··· Texte retenu
Depuis septembre 2021, parents et enfants se retrouvent tous les mois lors d’un temps d’échange autour de la lecture et de l’interprétation d’albums jeunesse dans leurs langues.
« Une histoire dans ma langue », c’est le nom de cette initiative en plein cœur du quartier de Monplaisir qui réunit parents, enseignants et enfants autour de la littérature jeunesse. Dans ce café des parents de l’école Paul-Valéry, on y interprète des livres pour enfants dans les langues parlées à la maison.
« L’idée du projet est née d’un questionnement de près de huit ans, lors de lectures partagées entre parents et enfants menées par l’association Toile d’Éveil. On a constaté qu’il y avait beaucoup d’interactions autour de la lecture d’albums notamment lorsque des traductions sont proposées », indique Delphine Nizou, directrice de l’école maternelle Paul-Valéry.
Cette action, à l’initiative des enseignants et de l’association Toile d’Eveil, est portée par la Cité Educative avec le soutien de la Ville d’Angers.
Mettre en avant le plurilinguisme
Tous les premiers jeudis du mois, plusieurs parents se réunissent accompagnés de leurs enfants, afin de participer au projet. Parmi eux, Dayrole est présente depuis près de trois ans aux échanges : « On ne trouve pas de livres dans notre langue natale à lire à nos enfants. Participer à ce projet est très intéressant pour partager notre culture et rencontrer d’autres parents qui font face aux mêmes problématiques que nous », témoigne-t-elle.
En partenariat avec la bibliothèque de Monplaisir, l’équipe pédagogique sélectionne plusieurs livres jeunesse facilement traduisibles, avant de les proposer aux parents. Une manière de contribuer au renforcement des liens entre l’école, les parents et les enfants.
······
Prolongez l'article sur le projet « Une histoire dans ma langue » à partir de sa dernière phrase.
··· Contenu présenté
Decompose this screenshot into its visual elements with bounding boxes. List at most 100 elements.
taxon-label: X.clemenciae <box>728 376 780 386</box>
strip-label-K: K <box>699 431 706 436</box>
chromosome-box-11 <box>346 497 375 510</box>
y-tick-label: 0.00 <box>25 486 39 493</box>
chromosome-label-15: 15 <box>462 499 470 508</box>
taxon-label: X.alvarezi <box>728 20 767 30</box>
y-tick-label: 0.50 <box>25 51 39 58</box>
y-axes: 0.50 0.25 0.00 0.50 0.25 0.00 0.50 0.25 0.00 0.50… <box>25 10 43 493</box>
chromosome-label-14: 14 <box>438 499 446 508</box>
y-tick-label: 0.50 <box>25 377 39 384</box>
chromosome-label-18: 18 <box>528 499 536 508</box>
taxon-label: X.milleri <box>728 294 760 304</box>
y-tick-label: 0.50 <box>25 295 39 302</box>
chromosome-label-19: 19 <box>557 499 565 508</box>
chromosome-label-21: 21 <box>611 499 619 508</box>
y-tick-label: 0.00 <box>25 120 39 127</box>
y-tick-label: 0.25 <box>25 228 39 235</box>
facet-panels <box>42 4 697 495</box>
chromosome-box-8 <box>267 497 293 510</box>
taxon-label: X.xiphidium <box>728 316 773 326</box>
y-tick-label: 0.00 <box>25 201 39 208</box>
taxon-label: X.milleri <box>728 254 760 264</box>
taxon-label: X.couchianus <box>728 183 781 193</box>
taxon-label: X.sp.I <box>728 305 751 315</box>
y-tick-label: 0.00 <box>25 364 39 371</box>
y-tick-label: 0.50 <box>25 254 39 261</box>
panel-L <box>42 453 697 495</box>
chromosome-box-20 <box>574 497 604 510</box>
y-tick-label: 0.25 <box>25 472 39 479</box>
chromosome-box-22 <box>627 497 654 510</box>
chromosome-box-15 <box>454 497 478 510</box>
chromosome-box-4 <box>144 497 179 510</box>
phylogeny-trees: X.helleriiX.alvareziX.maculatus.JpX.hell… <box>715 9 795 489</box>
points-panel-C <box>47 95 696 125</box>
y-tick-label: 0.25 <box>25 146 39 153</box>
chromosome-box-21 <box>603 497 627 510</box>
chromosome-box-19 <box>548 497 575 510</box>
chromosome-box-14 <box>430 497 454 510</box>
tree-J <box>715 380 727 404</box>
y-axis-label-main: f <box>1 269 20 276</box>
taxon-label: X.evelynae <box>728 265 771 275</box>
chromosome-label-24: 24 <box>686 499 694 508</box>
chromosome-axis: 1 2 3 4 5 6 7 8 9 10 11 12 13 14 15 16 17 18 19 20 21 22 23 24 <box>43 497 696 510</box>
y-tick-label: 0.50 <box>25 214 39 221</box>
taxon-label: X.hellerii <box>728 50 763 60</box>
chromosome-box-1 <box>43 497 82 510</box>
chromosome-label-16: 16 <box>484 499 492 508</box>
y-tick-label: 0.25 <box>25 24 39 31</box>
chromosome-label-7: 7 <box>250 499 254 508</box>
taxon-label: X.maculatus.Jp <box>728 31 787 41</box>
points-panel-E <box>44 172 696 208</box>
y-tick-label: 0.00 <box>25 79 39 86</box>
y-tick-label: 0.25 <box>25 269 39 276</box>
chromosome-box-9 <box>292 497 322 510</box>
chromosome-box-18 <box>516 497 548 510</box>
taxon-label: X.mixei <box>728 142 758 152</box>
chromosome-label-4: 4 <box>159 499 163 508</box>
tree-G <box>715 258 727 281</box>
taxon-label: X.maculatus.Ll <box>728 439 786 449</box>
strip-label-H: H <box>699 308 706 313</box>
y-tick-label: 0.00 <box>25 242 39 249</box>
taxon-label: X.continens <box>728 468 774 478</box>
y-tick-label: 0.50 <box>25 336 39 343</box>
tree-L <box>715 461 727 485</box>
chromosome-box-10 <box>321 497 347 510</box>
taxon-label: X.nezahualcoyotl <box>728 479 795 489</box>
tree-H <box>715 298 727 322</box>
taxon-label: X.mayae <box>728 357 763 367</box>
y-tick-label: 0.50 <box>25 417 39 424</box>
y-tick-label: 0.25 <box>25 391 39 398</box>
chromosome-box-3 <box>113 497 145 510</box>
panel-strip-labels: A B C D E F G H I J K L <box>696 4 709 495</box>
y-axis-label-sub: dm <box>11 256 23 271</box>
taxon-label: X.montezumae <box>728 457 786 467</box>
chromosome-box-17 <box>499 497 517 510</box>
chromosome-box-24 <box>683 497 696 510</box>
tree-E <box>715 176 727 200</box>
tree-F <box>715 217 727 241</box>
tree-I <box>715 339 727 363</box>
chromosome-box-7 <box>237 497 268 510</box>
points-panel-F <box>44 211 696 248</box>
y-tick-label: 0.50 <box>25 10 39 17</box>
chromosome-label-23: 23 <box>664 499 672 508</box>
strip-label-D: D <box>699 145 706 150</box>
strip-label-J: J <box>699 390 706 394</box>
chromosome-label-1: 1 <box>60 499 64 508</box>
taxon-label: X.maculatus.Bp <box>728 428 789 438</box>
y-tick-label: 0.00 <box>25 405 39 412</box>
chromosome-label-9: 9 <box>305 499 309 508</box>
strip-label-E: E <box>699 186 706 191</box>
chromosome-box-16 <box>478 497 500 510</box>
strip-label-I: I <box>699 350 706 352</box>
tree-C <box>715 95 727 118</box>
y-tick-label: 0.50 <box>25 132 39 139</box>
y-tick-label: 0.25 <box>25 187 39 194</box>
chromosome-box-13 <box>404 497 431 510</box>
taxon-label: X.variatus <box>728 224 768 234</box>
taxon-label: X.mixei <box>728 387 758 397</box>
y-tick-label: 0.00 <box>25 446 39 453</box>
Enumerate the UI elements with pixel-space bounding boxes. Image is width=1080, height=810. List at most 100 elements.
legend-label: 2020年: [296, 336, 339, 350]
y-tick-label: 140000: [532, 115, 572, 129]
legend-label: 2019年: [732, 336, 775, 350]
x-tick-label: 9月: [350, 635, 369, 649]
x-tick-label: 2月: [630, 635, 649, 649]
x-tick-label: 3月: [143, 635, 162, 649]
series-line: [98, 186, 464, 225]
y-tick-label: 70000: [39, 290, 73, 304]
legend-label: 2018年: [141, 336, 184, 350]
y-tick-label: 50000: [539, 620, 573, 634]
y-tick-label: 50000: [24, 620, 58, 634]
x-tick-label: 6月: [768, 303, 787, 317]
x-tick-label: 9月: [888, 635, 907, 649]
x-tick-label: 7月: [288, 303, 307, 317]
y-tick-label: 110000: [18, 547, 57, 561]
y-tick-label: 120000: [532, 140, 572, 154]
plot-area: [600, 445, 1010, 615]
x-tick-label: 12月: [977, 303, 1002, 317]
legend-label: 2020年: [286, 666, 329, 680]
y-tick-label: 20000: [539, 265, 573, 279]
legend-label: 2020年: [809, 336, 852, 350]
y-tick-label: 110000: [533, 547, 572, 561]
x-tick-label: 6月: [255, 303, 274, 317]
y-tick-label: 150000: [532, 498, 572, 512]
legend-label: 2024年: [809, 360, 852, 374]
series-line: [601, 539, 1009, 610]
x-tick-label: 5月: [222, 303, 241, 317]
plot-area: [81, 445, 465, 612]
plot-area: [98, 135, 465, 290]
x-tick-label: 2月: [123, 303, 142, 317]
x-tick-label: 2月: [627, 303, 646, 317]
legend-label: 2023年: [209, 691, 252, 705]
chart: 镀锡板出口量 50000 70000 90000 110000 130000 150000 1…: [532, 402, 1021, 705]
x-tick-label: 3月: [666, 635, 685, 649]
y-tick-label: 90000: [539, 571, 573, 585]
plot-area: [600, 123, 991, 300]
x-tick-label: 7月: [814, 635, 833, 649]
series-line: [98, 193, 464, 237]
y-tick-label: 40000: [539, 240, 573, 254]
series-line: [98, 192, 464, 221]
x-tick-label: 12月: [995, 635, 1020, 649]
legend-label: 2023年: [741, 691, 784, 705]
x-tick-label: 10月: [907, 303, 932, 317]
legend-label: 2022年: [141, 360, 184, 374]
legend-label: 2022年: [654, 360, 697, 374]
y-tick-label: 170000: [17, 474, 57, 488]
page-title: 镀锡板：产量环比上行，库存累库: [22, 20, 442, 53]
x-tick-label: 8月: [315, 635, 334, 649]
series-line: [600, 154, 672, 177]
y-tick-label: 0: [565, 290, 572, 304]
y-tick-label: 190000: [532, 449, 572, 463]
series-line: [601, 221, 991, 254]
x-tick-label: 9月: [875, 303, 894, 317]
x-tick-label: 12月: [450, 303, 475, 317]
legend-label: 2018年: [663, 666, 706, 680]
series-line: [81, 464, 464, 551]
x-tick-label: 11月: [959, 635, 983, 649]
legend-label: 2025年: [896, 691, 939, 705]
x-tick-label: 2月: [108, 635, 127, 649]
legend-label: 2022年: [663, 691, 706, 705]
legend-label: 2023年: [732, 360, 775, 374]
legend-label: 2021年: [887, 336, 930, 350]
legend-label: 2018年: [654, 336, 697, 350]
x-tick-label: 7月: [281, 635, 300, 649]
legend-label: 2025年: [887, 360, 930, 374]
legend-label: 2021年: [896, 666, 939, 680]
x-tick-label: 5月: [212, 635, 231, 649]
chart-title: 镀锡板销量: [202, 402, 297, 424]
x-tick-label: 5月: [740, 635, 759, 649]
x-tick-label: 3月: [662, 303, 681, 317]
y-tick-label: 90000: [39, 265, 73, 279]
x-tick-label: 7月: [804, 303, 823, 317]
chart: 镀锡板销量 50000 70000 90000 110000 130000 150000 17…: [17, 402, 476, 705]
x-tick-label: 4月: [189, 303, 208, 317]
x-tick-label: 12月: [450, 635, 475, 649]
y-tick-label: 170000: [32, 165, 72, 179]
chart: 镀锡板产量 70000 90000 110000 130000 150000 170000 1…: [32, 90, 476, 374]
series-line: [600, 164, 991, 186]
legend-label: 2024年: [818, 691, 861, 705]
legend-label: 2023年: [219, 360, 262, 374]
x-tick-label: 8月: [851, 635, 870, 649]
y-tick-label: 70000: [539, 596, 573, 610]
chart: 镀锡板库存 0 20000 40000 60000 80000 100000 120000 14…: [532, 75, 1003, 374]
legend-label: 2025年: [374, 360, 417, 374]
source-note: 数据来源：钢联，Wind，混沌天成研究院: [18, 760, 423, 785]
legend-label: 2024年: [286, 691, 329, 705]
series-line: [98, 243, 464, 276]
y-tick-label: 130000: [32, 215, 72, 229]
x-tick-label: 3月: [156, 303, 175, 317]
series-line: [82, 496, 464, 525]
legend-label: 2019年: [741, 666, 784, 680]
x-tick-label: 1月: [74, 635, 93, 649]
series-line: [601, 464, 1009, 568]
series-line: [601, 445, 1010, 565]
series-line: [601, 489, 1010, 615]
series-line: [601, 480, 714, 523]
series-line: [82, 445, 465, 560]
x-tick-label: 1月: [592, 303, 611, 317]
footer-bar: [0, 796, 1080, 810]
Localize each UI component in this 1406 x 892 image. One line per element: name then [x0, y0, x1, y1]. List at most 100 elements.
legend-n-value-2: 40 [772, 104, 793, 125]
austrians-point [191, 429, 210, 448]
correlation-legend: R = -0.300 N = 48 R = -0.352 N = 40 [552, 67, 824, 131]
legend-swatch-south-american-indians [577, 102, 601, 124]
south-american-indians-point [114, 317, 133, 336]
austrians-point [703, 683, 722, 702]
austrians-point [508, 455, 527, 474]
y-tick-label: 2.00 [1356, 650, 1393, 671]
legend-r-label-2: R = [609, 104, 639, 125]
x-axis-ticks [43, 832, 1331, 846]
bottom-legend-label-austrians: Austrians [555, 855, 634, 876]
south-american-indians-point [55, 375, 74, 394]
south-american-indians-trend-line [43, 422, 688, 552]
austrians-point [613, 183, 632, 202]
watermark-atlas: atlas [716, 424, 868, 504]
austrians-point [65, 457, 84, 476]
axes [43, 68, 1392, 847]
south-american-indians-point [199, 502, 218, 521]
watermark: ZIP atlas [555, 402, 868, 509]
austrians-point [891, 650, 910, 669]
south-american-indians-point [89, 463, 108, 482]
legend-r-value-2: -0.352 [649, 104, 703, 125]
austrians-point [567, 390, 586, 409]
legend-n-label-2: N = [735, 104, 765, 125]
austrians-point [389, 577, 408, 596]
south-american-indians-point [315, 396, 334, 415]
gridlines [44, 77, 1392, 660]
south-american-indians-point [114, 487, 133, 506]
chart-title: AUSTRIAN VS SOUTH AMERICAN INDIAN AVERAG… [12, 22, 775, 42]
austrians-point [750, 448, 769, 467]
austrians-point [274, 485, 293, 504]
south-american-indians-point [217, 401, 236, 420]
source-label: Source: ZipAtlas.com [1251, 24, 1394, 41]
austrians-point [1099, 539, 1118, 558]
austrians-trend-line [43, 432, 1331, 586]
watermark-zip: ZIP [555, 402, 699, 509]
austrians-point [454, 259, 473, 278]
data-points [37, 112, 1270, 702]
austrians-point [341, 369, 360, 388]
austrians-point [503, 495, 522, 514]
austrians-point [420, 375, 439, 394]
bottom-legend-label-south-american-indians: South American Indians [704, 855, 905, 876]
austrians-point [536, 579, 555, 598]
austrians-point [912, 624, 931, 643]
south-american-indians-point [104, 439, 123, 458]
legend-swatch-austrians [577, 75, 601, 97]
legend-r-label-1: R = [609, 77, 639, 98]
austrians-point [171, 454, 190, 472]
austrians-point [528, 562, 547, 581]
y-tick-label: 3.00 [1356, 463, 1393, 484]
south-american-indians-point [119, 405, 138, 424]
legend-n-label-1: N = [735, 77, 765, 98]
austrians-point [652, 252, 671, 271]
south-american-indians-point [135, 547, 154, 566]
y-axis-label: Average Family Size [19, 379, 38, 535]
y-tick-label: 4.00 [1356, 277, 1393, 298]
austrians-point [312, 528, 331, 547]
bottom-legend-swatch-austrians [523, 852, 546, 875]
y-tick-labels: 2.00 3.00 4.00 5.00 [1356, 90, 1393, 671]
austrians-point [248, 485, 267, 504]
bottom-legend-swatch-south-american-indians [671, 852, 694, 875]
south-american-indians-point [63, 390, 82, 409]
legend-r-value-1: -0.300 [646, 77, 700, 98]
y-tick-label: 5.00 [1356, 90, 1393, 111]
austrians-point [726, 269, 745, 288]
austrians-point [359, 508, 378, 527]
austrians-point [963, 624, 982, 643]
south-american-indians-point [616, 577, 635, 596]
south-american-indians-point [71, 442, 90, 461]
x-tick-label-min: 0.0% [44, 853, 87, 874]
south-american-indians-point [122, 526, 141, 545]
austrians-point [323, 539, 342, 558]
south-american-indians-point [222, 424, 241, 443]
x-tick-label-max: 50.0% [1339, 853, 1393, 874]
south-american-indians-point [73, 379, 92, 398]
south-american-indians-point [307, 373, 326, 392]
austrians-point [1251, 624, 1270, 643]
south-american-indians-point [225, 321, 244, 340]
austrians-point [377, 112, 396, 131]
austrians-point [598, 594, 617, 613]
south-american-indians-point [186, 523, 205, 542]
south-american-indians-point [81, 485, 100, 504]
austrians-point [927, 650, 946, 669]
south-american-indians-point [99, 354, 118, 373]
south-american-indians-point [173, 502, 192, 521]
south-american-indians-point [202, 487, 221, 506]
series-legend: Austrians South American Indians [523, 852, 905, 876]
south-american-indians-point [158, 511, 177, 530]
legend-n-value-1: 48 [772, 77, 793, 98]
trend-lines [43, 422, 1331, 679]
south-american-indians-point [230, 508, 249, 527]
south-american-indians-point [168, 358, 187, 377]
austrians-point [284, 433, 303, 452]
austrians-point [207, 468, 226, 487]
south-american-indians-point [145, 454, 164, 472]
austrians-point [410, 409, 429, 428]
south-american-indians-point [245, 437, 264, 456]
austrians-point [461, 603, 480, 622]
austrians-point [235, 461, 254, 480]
······
*Réponse attendue:*
« Parfois, certains mots ou concepts en français n’existent pas dans la langue maternelle, nécessitant alors une interprétation alternative. Les parents font parfois appel à des parents ou des proches au pays pour trouver le mot ou la formulation la plus adaptée. Il y a énormément de partage et chacun apporte son expertise », décrit Lucie Durand, enseignante auprès des élèves allophones et coordinatrice du CASNAV.
Chaque livre traduit bénéficie également d’une version audio accessible via un QR Code sur la couverture, permettant ainsi une meilleure accessibilité pour les enfants et les familles et de « travailler à la fois la lecture et la diction ». Édités en trois exemplaires, les livres sont ensuite partagés en classe ou à la bibliothèque de Monplaisir.
« Une aventure humaine »
Au-delà de l’aspect linguistique, cet atelier a également permis aux participants de créer des liens forts entre eux, favorisant ainsi la découverte et le partage des cultures : « C’est une aventure familiale et humaine avant tout. Elle permet de secouer les idées reçues sur la langue française et de changer les regards sur les langues maternelles », explique Aline Guérin, lectrice à Toile d’Éveil.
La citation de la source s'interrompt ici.